Records for this exercise:
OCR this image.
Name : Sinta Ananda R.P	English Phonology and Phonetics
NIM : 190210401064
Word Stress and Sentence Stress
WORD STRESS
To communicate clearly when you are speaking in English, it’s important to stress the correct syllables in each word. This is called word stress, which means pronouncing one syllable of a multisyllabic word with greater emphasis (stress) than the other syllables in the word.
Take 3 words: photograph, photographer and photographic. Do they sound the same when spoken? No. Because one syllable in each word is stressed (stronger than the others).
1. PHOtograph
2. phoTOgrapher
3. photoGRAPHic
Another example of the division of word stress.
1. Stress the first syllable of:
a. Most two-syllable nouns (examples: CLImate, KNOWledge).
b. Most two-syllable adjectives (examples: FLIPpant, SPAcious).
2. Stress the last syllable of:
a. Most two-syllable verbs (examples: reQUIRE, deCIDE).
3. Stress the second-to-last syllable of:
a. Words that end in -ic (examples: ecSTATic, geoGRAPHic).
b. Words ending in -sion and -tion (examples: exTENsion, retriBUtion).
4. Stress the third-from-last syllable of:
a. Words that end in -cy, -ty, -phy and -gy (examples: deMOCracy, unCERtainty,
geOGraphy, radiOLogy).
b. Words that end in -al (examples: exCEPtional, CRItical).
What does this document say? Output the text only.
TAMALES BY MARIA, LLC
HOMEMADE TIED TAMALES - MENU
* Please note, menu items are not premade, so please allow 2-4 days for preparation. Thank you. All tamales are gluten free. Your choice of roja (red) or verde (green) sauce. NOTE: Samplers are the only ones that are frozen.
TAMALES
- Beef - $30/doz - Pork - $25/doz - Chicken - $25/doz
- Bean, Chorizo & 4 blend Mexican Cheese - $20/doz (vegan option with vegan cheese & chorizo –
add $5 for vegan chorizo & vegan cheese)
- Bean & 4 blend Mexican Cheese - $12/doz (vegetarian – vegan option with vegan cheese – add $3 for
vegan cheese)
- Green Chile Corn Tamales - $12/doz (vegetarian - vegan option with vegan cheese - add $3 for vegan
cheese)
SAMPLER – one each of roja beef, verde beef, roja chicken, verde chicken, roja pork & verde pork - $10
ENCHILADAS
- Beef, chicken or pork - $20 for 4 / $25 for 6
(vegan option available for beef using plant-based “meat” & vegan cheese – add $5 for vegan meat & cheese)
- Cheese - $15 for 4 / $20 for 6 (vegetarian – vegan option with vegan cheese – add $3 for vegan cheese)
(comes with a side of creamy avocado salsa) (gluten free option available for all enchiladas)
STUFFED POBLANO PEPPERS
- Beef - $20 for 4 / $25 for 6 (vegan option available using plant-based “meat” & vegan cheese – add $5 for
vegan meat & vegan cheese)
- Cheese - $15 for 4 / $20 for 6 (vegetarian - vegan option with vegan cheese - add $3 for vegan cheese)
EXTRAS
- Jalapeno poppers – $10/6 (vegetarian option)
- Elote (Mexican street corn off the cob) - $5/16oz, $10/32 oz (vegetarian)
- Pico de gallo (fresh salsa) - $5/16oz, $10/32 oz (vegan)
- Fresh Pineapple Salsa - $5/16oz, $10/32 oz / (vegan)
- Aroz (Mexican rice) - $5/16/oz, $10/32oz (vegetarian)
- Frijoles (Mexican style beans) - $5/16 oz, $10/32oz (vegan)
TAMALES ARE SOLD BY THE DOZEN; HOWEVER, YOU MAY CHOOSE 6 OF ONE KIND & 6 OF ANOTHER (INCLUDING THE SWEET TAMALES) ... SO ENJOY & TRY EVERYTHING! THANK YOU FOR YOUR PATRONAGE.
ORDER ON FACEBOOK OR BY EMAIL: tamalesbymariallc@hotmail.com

Task prompt: Print out the whole listing exactly as it appears.

Written answer:
OCR this image.
Name : Sinta Ananda R.P	English Phonology and Phonetics
NIM : 190210401064
Word Stress and Sentence Stress
WORD STRESS
To communicate clearly when you are speaking in English, it’s important to stress the correct syllables in each word. This is called word stress, which means pronouncing one syllable of a multisyllabic word with greater emphasis (stress) than the other syllables in the word.
Take 3 words: photograph, photographer and photographic. Do they sound the same when spoken? No. Because one syllable in each word is stressed (stronger than the others).
1. PHOtograph
2. phoTOgrapher
3. photoGRAPHic
Another example of the division of word stress.
1. Stress the first syllable of:
a. Most two-syllable nouns (examples: CLImate, KNOWledge).
b. Most two-syllable adjectives (examples: FLIPpant, SPAcious).
2. Stress the last syllable of:
a. Most two-syllable verbs (examples: reQUIRE, deCIDE).
3. Stress the second-to-last syllable of:
a. Words that end in -ic (examples: ecSTATic, geoGRAPHic).
b. Words ending in -sion and -tion (examples: exTENsion, retriBUtion).
4. Stress the third-from-last syllable of:
a. Words that end in -cy, -ty, -phy and -gy (examples: deMOCracy, unCERtainty,
geOGraphy, radiOLogy).
b. Words that end in -al (examples: exCEPtional, CRItical).
What does this document say? Output the text only.
TAMALES BY MARIA, LLC
HOMEMADE TIED TAMALES - MENU
* Please note, menu items are not premade, so please allow 2-4 days for preparation. Thank you. All tamales are gluten free. Your choice of roja (red) or verde (green) sauce. NOTE: Samplers are the only ones that are frozen.
TAMALES
- Beef - $30/doz - Pork - $25/doz - Chicken - $25/doz
- Bean, Chorizo & 4 blend Mexican Cheese - $20/doz (vegan option with vegan cheese & chorizo –
add $5 for vegan chorizo & vegan cheese)
- Bean & 4 blend Mexican Cheese - $12/doz (vegetarian – vegan option with vegan cheese – add $3 for
vegan cheese)
- Green Chile Corn Tamales - $12/doz (vegetarian - vegan option with vegan cheese - add $3 for vegan
cheese)
SAMPLER – one each of roja beef, verde beef, roja chicken, verde chicken, roja pork & verde pork - $10
ENCHILADAS
- Beef, chicken or pork - $20 for 4 / $25 for 6
(vegan option available for beef using plant-based “meat” & vegan cheese – add $5 for vegan meat & cheese)
- Cheese - $15 for 4 / $20 for 6 (vegetarian – vegan option with vegan cheese – add $3 for vegan cheese)
(comes with a side of creamy avocado salsa) (gluten free option available for all enchiladas)
STUFFED POBLANO PEPPERS
- Beef - $20 for 4 / $25 for 6 (vegan option available using plant-based “meat” & vegan cheese – add $5 for
vegan meat & vegan cheese)
- Cheese - $15 for 4 / $20 for 6 (vegetarian - vegan option with vegan cheese - add $3 for vegan cheese)
EXTRAS
- Jalapeno poppers – $10/6 (vegetarian option)
- Elote (Mexican street corn off the cob) - $5/16oz, $10/32 oz (vegetarian)
- Pico de gallo (fresh salsa) - $5/16oz, $10/32 oz (vegan)
- Fresh Pineapple Salsa - $5/16oz, $10/32 oz / (vegan)
- Aroz (Mexican rice) - $5/16/oz, $10/32oz (vegetarian)
- Frijoles (Mexican style beans) - $5/16 oz, $10/32oz (vegan)
TAMALES ARE SOLD BY THE DOZEN; HOWEVER, YOU MAY CHOOSE 6 OF ONE KIND & 6 OF ANOTHER (INCLUDING THE SWEET TAMALES) ... SO ENJOY & TRY EVERYTHING! THANK YOU FOR YOUR PATRONAGE.
ORDER ON FACEBOOK OR BY EMAIL: tamalesbymariallc@hotmail.com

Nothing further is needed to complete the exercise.